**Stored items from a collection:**
________________

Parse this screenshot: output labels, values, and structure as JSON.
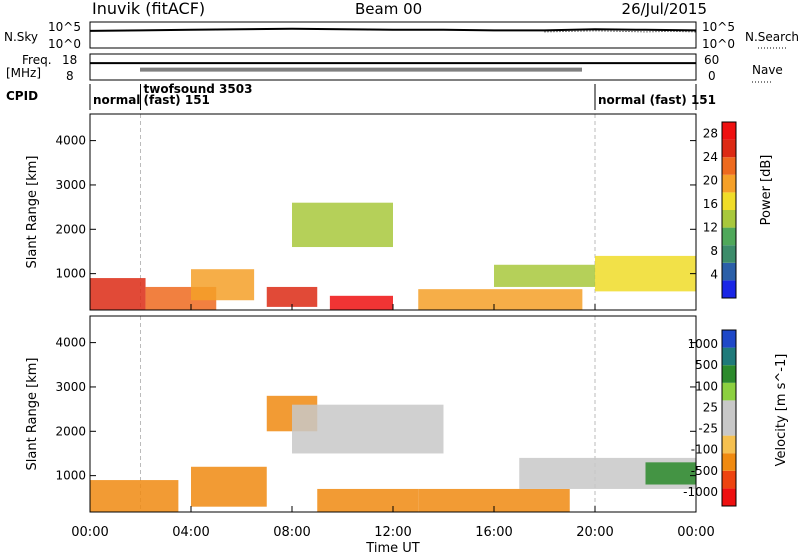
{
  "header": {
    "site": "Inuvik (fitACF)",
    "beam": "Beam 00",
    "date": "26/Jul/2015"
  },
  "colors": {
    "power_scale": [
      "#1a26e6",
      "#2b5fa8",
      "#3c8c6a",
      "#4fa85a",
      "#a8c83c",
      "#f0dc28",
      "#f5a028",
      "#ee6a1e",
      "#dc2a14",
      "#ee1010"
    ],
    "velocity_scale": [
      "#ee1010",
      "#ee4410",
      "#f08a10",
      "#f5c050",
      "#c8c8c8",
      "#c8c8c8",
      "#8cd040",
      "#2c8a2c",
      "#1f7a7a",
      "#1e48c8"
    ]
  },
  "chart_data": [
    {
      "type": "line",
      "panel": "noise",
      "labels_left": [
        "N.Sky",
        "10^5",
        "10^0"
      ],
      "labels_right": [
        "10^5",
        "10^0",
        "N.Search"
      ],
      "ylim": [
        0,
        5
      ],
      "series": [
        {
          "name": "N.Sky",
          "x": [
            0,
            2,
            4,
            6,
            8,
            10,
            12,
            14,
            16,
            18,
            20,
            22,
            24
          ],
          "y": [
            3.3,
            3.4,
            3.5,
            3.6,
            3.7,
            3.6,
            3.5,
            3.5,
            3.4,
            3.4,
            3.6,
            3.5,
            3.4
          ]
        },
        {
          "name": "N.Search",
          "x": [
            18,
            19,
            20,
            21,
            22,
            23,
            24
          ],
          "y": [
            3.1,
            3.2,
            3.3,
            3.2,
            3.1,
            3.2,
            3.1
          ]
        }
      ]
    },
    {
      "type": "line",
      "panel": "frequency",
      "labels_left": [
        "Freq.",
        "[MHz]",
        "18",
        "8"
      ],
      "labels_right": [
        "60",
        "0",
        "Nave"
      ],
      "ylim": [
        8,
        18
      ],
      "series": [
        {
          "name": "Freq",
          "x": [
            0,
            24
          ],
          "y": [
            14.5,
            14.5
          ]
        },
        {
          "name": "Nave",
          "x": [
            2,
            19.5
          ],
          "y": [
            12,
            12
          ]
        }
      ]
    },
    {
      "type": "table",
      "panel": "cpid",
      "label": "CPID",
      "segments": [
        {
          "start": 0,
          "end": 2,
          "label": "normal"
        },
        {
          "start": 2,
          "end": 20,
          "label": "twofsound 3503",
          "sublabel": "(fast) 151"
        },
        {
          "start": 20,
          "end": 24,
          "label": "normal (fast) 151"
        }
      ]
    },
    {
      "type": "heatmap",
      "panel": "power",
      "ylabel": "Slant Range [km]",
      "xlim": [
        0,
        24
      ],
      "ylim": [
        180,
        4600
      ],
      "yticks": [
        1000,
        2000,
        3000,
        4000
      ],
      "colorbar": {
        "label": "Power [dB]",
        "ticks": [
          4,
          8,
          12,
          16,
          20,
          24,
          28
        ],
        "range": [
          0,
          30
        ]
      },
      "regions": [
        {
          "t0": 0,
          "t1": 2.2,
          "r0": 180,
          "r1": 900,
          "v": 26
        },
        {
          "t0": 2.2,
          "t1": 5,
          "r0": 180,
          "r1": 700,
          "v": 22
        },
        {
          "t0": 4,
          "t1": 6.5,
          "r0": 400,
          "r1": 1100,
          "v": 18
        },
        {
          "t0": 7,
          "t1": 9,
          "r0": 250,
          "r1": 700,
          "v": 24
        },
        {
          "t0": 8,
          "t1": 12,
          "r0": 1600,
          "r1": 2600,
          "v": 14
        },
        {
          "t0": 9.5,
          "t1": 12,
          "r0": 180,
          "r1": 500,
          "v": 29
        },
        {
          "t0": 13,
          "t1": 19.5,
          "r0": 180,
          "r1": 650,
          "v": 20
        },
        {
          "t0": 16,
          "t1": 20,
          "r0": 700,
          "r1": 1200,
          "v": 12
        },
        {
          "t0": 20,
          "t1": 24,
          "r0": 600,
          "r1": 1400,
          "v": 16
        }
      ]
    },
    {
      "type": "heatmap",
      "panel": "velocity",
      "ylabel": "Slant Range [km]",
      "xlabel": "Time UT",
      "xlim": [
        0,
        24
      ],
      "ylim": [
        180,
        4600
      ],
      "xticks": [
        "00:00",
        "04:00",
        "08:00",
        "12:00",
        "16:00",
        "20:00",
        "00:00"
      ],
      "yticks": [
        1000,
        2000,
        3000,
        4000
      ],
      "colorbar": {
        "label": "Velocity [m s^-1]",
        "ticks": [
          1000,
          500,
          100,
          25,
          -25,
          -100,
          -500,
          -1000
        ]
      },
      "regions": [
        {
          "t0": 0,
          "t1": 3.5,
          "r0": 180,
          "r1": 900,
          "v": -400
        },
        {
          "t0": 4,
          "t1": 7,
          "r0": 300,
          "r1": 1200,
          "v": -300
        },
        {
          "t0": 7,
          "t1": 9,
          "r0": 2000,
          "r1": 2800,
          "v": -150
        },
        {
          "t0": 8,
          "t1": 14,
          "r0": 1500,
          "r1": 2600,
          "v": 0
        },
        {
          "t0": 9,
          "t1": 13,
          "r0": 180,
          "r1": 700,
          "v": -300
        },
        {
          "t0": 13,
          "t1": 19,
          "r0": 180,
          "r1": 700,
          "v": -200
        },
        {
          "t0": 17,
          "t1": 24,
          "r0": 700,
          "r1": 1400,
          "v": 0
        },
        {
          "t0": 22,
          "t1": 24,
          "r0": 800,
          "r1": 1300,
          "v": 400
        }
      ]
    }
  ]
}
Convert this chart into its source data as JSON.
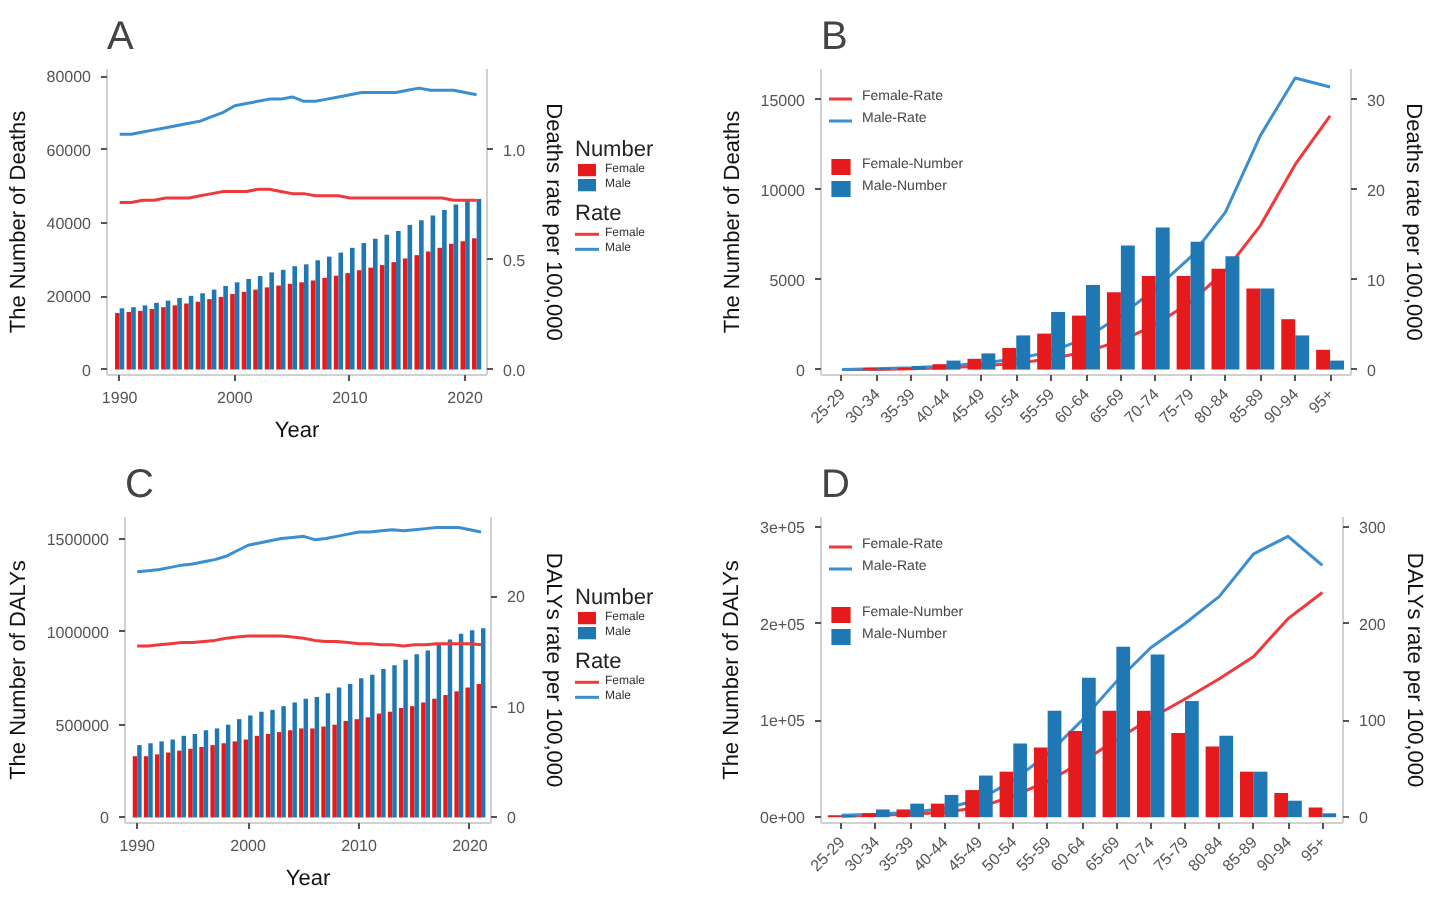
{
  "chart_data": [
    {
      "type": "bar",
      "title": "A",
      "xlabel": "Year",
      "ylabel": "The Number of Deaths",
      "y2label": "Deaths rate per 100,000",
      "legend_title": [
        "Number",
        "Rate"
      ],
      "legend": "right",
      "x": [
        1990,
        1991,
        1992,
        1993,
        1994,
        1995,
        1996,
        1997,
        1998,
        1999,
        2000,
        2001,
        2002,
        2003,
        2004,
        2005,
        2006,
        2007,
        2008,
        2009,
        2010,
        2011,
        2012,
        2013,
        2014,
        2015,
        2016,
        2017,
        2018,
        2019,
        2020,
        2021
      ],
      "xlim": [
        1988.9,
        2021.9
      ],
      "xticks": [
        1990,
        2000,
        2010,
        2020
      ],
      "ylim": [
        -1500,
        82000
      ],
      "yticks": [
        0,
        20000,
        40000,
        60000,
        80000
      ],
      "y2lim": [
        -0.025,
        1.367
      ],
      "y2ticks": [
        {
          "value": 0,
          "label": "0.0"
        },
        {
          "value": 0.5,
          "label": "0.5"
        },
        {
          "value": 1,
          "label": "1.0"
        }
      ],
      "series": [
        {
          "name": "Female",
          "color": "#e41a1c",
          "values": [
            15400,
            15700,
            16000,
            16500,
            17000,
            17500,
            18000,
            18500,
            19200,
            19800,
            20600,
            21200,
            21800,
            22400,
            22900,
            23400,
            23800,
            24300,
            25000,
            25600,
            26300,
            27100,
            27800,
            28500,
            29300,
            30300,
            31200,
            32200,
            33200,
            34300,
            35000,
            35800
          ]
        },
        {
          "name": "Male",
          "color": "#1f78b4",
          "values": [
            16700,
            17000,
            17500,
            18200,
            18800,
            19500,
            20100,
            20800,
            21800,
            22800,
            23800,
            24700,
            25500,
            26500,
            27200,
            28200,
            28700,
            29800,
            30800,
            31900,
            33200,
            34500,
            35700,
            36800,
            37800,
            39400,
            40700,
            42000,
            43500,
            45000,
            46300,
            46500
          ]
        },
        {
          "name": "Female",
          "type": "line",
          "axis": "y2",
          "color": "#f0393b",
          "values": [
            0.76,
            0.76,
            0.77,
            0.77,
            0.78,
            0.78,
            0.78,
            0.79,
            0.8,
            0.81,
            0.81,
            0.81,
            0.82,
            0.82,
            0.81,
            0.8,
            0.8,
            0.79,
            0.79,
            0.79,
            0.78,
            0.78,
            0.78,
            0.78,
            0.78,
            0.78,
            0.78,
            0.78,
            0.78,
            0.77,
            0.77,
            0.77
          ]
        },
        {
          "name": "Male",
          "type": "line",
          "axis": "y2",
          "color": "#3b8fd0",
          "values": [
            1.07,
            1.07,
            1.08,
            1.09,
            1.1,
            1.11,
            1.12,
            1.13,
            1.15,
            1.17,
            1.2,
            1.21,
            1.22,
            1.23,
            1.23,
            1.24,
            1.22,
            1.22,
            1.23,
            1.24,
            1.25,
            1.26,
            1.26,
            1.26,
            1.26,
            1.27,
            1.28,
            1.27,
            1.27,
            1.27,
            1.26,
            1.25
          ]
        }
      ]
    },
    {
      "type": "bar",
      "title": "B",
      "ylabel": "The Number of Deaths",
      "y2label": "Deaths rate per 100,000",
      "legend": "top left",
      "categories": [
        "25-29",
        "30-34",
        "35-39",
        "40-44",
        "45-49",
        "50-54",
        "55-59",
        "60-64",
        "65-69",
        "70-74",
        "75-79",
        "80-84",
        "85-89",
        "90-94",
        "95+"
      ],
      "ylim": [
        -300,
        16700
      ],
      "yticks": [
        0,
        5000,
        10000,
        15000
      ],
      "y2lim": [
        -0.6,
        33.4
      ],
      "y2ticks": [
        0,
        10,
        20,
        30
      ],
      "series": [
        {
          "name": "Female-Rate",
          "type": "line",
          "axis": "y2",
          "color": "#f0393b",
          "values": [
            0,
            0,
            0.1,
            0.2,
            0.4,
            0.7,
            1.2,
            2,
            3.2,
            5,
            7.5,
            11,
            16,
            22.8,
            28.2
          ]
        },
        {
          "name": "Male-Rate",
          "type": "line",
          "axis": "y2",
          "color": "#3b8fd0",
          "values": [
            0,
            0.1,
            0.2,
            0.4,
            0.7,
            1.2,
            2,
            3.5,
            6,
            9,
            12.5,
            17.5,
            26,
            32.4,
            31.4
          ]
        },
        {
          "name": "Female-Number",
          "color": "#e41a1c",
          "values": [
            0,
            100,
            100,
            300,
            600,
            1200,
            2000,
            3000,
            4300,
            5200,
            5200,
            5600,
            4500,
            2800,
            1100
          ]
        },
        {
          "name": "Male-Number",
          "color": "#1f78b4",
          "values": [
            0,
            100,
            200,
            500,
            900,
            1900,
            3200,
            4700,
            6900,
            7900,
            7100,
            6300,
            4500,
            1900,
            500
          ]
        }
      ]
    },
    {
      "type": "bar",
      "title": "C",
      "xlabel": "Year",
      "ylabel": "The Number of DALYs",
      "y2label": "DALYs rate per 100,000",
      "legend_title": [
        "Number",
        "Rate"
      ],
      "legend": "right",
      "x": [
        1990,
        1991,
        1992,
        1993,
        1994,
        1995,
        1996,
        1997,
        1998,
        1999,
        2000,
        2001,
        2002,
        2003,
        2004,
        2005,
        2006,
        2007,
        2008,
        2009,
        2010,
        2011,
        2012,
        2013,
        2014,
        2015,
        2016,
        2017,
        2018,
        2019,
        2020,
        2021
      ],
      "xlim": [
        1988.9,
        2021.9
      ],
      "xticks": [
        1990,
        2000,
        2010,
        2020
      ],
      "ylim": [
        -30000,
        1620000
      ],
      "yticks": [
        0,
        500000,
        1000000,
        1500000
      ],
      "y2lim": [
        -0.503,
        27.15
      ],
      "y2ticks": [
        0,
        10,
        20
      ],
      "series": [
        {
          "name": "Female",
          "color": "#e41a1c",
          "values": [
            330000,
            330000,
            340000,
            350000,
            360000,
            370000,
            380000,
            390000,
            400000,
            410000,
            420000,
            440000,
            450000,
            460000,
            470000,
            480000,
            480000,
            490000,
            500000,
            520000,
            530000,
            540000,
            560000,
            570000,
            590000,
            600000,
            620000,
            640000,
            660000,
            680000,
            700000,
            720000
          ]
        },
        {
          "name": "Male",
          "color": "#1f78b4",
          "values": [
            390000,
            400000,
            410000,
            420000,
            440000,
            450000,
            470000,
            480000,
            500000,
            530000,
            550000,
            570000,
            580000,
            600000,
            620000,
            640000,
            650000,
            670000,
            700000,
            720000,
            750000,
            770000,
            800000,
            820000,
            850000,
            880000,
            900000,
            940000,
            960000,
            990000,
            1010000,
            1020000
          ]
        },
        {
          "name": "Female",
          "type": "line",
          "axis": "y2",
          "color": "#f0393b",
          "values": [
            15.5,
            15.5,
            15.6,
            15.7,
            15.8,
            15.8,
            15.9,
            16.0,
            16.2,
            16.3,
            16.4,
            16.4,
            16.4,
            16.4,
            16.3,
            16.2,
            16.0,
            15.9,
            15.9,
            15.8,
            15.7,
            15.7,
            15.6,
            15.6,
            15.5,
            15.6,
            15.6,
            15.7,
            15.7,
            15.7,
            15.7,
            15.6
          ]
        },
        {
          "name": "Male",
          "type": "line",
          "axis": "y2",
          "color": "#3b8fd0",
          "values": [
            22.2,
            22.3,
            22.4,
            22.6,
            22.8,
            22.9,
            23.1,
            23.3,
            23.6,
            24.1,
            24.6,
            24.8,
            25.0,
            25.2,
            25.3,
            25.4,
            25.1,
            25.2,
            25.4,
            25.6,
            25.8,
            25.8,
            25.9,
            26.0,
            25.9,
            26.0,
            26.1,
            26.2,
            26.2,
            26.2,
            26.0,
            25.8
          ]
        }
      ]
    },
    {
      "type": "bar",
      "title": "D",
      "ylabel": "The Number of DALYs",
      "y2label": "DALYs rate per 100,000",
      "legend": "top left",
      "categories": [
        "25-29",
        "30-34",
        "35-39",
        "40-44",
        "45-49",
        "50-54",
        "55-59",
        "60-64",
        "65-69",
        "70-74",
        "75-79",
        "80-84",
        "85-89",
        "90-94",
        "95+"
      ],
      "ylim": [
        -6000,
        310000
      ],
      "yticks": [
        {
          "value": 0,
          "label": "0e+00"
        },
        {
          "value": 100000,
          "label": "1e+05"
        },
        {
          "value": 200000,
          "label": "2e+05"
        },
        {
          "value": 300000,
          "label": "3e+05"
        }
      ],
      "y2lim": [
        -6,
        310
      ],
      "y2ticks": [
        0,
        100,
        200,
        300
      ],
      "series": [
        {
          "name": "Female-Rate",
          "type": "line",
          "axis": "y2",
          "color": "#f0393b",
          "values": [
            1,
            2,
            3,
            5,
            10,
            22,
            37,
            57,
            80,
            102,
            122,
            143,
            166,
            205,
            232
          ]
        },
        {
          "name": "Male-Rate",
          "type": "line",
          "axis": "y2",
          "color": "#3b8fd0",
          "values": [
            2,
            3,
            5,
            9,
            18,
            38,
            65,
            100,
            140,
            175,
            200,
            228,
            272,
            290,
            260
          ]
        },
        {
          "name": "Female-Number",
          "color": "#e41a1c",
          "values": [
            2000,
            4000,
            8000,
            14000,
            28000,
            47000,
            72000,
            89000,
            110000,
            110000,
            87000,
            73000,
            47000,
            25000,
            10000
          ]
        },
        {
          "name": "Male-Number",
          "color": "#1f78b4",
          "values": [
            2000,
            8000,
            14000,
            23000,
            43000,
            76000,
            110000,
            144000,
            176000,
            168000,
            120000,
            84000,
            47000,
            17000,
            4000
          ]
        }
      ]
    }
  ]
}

________________

**TASK BRIEF:** The lines above form a set of records; determine how many of them contain the string "JSON" and give that number alone.

**FINISHED ANSWER:** 2